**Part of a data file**

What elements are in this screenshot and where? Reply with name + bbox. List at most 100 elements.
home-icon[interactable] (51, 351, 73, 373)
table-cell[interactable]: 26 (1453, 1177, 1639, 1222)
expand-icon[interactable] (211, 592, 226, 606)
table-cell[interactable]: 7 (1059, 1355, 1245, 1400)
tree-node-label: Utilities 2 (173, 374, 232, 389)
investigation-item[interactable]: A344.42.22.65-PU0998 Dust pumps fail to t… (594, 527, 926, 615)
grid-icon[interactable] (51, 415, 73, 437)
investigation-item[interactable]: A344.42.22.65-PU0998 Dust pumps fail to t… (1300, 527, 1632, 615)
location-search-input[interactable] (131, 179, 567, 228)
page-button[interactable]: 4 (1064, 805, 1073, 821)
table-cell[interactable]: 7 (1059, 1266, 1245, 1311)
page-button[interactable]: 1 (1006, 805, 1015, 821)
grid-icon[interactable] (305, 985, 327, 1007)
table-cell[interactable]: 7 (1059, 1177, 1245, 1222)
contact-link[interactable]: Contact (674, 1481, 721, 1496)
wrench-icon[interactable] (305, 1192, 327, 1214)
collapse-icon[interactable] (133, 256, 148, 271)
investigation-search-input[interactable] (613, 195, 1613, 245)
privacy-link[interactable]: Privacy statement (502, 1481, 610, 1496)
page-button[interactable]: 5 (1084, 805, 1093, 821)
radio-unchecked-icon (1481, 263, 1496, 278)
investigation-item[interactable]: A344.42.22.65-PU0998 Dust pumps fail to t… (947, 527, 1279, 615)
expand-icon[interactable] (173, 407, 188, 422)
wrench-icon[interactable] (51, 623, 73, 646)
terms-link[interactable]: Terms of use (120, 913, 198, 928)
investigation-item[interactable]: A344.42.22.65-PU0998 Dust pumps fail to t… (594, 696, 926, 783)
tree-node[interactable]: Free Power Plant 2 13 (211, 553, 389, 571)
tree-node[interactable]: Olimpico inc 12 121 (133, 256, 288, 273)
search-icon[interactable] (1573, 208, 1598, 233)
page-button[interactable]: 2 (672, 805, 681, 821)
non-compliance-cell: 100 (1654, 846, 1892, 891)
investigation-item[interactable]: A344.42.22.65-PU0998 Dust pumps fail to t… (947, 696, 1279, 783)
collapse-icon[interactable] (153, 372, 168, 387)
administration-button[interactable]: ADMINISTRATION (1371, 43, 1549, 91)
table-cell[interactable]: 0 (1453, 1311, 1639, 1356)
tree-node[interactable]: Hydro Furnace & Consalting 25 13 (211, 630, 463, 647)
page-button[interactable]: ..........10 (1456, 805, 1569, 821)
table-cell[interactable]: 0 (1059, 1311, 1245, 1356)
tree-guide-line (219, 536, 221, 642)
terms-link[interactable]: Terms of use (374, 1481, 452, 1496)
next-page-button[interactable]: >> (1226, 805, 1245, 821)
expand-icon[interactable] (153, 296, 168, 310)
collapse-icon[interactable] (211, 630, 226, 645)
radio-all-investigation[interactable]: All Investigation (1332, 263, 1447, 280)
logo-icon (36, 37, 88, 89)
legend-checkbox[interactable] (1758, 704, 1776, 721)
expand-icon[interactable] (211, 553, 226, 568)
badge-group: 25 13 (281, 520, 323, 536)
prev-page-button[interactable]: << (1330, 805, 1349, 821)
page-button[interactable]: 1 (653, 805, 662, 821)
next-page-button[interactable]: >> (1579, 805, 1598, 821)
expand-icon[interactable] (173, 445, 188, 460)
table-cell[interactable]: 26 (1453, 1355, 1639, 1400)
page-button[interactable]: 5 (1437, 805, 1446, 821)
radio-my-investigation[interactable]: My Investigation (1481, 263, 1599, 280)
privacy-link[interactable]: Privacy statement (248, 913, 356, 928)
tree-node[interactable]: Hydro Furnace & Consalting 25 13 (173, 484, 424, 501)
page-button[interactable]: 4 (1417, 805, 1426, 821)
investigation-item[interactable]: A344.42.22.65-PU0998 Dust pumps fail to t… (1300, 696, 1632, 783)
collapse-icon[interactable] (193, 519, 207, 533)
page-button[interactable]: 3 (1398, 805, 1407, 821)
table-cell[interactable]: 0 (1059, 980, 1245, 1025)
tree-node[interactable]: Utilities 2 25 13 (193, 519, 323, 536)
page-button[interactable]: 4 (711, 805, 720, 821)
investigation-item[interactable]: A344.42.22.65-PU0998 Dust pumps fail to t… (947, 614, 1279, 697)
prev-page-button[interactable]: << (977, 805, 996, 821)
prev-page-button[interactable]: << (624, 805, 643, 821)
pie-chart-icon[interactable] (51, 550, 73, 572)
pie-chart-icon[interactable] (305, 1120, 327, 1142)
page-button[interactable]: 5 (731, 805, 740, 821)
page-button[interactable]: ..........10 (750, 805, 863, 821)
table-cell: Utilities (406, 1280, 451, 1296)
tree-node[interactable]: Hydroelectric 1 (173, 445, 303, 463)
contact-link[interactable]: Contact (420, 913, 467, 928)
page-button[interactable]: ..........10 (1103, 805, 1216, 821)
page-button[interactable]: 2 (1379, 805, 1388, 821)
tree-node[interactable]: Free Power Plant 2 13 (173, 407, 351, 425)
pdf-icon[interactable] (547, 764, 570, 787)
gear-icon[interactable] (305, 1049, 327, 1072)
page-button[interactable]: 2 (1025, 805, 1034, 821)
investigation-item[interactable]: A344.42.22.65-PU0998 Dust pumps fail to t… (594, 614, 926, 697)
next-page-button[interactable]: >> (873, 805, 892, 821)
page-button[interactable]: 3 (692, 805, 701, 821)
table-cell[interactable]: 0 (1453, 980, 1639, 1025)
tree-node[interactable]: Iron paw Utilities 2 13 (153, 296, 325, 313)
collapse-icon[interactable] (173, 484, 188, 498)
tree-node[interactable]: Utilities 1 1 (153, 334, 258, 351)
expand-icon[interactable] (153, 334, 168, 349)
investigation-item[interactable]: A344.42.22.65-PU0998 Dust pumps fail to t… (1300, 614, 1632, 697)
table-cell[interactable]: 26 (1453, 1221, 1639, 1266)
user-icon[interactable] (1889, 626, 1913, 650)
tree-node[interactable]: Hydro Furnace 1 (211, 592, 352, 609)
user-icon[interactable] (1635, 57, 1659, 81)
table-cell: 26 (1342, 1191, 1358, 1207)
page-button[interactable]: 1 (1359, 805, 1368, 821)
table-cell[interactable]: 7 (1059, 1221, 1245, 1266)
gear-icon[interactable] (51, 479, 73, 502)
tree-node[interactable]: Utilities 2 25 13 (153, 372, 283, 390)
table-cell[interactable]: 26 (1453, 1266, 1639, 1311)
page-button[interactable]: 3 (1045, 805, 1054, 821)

**Task goal**
Copy out each line of the entries above that contains the word "pumps".

**Task result**
investigation-item[interactable]: A344.42.22.65-PU0998 Dust pumps fail to t… (594, 527, 926, 615)
investigation-item[interactable]: A344.42.22.65-PU0998 Dust pumps fail to t… (1300, 527, 1632, 615)
investigation-item[interactable]: A344.42.22.65-PU0998 Dust pumps fail to t… (947, 527, 1279, 615)
investigation-item[interactable]: A344.42.22.65-PU0998 Dust pumps fail to t… (594, 696, 926, 783)
investigation-item[interactable]: A344.42.22.65-PU0998 Dust pumps fail to t… (947, 696, 1279, 783)
investigation-item[interactable]: A344.42.22.65-PU0998 Dust pumps fail to t… (1300, 696, 1632, 783)
investigation-item[interactable]: A344.42.22.65-PU0998 Dust pumps fail to t… (947, 614, 1279, 697)
investigation-item[interactable]: A344.42.22.65-PU0998 Dust pumps fail to t… (594, 614, 926, 697)
investigation-item[interactable]: A344.42.22.65-PU0998 Dust pumps fail to t… (1300, 614, 1632, 697)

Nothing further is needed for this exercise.